#### DIRECTIONS:
Pictures do not belong in the copy; quote every entry below exactly.

#### DATA PROVIDED:

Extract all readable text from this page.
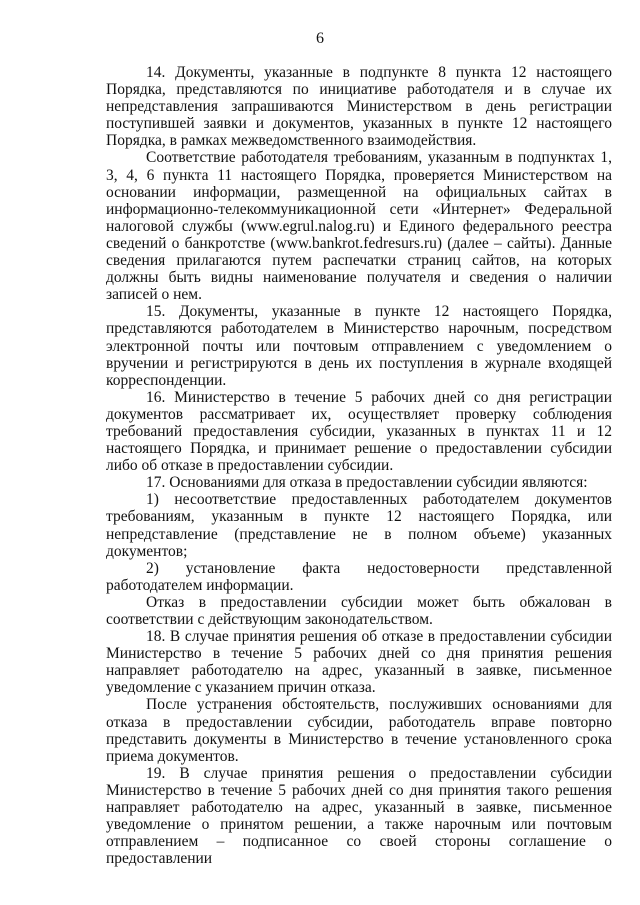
6

14. Документы, указанные в подпункте 8 пункта 12 настоящего Порядка, представляются по инициативе работодателя и в случае их непредставления запрашиваются Министерством в день регистрации поступившей заявки и документов, указанных в пункте 12 настоящего Порядка, в рамках межведомственного взаимодействия.

Соответствие работодателя требованиям, указанным в подпунктах 1, 3, 4, 6 пункта 11 настоящего Порядка, проверяется Министерством на основании информации, размещенной на официальных сайтах в информационно-телекоммуникационной сети «Интернет» Федеральной налоговой службы (www.egrul.nalog.ru) и Единого федерального реестра сведений о банкротстве (www.bankrot.fedresurs.ru) (далее – сайты). Данные сведения прилагаются путем распечатки страниц сайтов, на которых должны быть видны наименование получателя и сведения о наличии записей о нем.

15. Документы, указанные в пункте 12 настоящего Порядка, представляются работодателем в Министерство нарочным, посредством электронной почты или почтовым отправлением с уведомлением о вручении и регистрируются в день их поступления в журнале входящей корреспонденции.

16. Министерство в течение 5 рабочих дней со дня регистрации документов рассматривает их, осуществляет проверку соблюдения требований предоставления субсидии, указанных в пунктах 11 и 12 настоящего Порядка, и принимает решение о предоставлении субсидии либо об отказе в предоставлении субсидии.

17. Основаниями для отказа в предоставлении субсидии являются:

1) несоответствие предоставленных работодателем документов требованиям, указанным в пункте 12 настоящего Порядка, или непредставление (представление не в полном объеме) указанных документов;

2) установление факта недостоверности представленной работодателем информации.

Отказ в предоставлении субсидии может быть обжалован в соответствии с действующим законодательством.

18. В случае принятия решения об отказе в предоставлении субсидии Министерство в течение 5 рабочих дней со дня принятия решения направляет работодателю на адрес, указанный в заявке, письменное уведомление с указанием причин отказа.

После устранения обстоятельств, послуживших основаниями для отказа в предоставлении субсидии, работодатель вправе повторно представить документы в Министерство в течение установленного срока приема документов.

19. В случае принятия решения о предоставлении субсидии Министерство в течение 5 рабочих дней со дня принятия такого решения направляет работодателю на адрес, указанный в заявке, письменное уведомление о принятом решении, а также нарочным или почтовым отправлением – подписанное со своей стороны соглашение о предоставлении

#### RESULT OF THIS EXERCISE:
Extract all readable text from this page.
6

14. Документы, указанные в подпункте 8 пункта 12 настоящего Порядка, представляются по инициативе работодателя и в случае их непредставления запрашиваются Министерством в день регистрации поступившей заявки и документов, указанных в пункте 12 настоящего Порядка, в рамках межведомственного взаимодействия.

Соответствие работодателя требованиям, указанным в подпунктах 1, 3, 4, 6 пункта 11 настоящего Порядка, проверяется Министерством на основании информации, размещенной на официальных сайтах в информационно-телекоммуникационной сети «Интернет» Федеральной налоговой службы (www.egrul.nalog.ru) и Единого федерального реестра сведений о банкротстве (www.bankrot.fedresurs.ru) (далее – сайты). Данные сведения прилагаются путем распечатки страниц сайтов, на которых должны быть видны наименование получателя и сведения о наличии записей о нем.

15. Документы, указанные в пункте 12 настоящего Порядка, представляются работодателем в Министерство нарочным, посредством электронной почты или почтовым отправлением с уведомлением о вручении и регистрируются в день их поступления в журнале входящей корреспонденции.

16. Министерство в течение 5 рабочих дней со дня регистрации документов рассматривает их, осуществляет проверку соблюдения требований предоставления субсидии, указанных в пунктах 11 и 12 настоящего Порядка, и принимает решение о предоставлении субсидии либо об отказе в предоставлении субсидии.

17. Основаниями для отказа в предоставлении субсидии являются:

1) несоответствие предоставленных работодателем документов требованиям, указанным в пункте 12 настоящего Порядка, или непредставление (представление не в полном объеме) указанных документов;

2) установление факта недостоверности представленной работодателем информации.

Отказ в предоставлении субсидии может быть обжалован в соответствии с действующим законодательством.

18. В случае принятия решения об отказе в предоставлении субсидии Министерство в течение 5 рабочих дней со дня принятия решения направляет работодателю на адрес, указанный в заявке, письменное уведомление с указанием причин отказа.

После устранения обстоятельств, послуживших основаниями для отказа в предоставлении субсидии, работодатель вправе повторно представить документы в Министерство в течение установленного срока приема документов.

19. В случае принятия решения о предоставлении субсидии Министерство в течение 5 рабочих дней со дня принятия такого решения направляет работодателю на адрес, указанный в заявке, письменное уведомление о принятом решении, а также нарочным или почтовым отправлением – подписанное со своей стороны соглашение о предоставлении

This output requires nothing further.